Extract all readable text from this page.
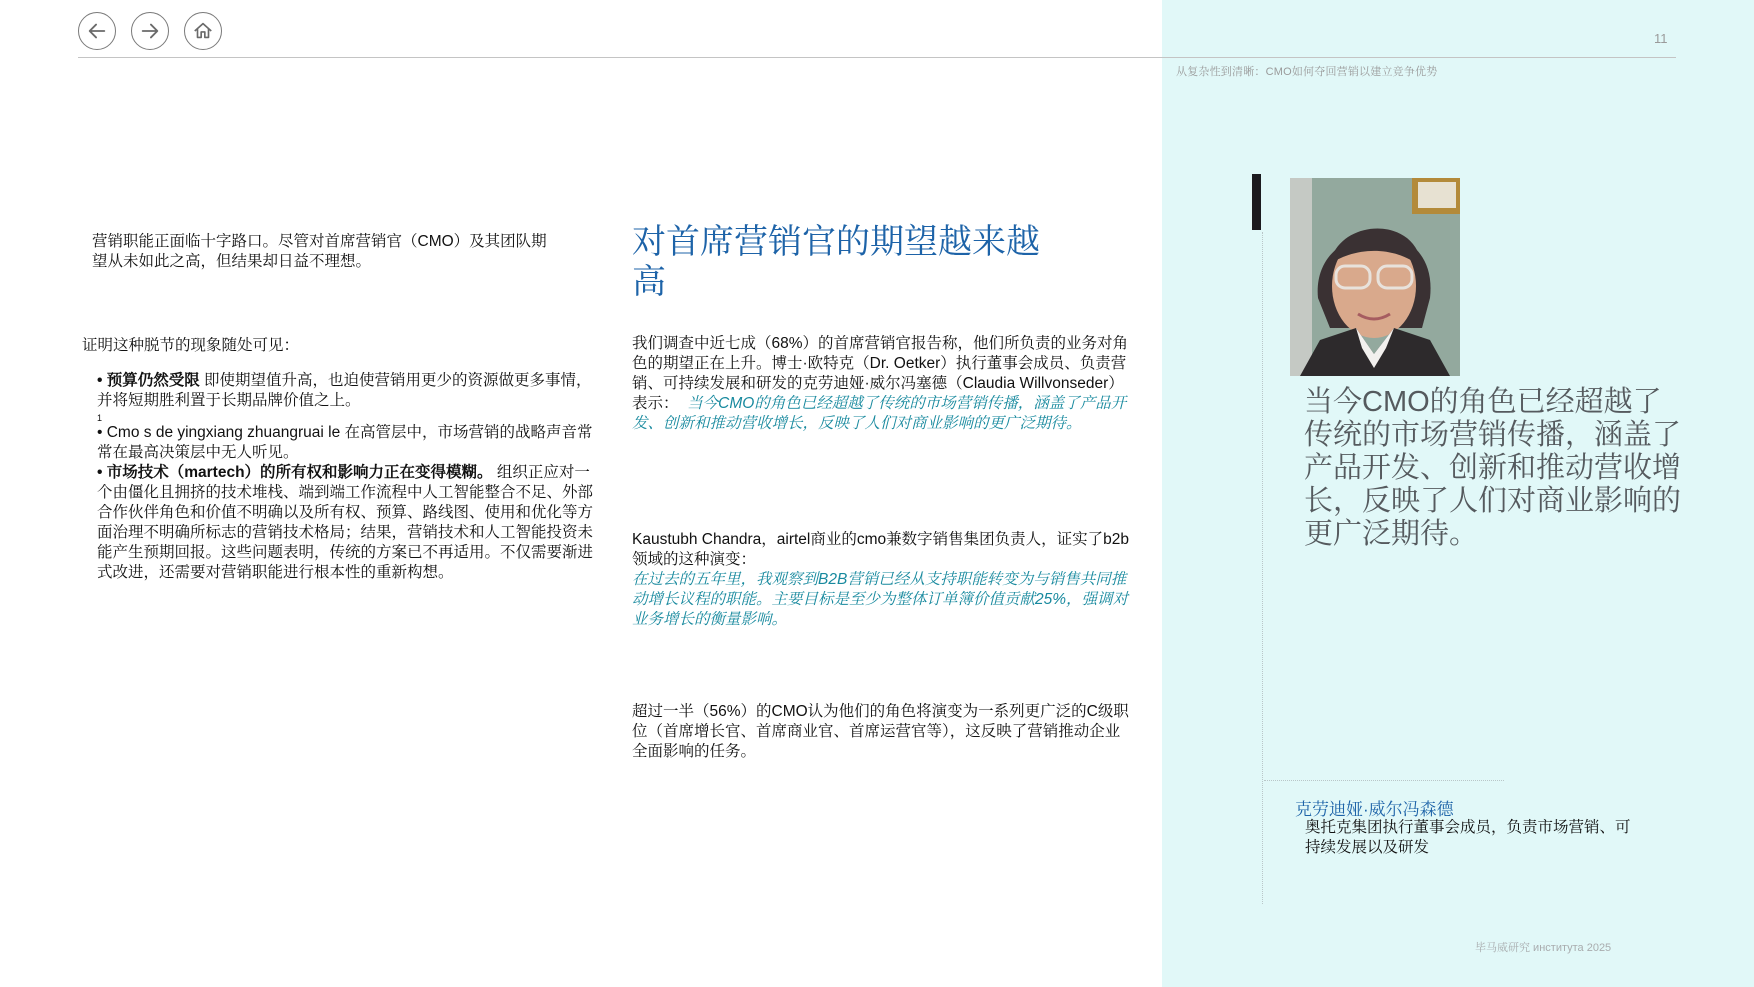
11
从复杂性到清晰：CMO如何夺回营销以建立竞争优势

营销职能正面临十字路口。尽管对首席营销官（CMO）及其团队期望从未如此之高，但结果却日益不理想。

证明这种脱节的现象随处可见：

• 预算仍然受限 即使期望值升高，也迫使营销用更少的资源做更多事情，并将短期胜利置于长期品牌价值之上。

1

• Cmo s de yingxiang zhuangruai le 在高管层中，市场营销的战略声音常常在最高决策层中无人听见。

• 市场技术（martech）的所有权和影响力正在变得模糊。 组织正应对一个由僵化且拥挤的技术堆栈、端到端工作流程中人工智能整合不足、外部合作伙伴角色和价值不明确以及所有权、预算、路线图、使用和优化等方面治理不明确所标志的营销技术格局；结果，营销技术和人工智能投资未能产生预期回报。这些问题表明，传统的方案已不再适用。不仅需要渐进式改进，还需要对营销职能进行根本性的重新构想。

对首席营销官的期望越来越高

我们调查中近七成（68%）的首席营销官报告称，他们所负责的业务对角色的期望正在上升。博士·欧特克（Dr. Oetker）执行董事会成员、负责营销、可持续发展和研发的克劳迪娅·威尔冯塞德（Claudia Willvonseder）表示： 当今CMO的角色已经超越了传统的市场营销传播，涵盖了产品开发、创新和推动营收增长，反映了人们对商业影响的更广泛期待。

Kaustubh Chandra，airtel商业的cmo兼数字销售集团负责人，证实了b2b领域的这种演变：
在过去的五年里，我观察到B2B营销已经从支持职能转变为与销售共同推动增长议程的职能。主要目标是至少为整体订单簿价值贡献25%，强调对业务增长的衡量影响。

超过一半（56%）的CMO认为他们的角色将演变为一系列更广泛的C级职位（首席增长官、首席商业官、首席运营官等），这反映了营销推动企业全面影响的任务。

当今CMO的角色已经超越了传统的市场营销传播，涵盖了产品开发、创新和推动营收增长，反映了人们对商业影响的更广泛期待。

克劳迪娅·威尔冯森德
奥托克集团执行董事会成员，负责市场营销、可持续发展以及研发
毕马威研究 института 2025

WHAT IS NEEDED:
Select every line above that contains the word "当今CMO的角色已经超越了传统的市场营销传播", and copy it.

THE ANSWER:
我们调查中近七成（68%）的首席营销官报告称，他们所负责的业务对角色的期望正在上升。博士·欧特克（Dr. Oetker）执行董事会成员、负责营销、可持续发展和研发的克劳迪娅·威尔冯塞德（Claudia Willvonseder）表示： 当今CMO的角色已经超越了传统的市场营销传播，涵盖了产品开发、创新和推动营收增长，反映了人们对商业影响的更广泛期待。
当今CMO的角色已经超越了传统的市场营销传播，涵盖了产品开发、创新和推动营收增长，反映了人们对商业影响的更广泛期待。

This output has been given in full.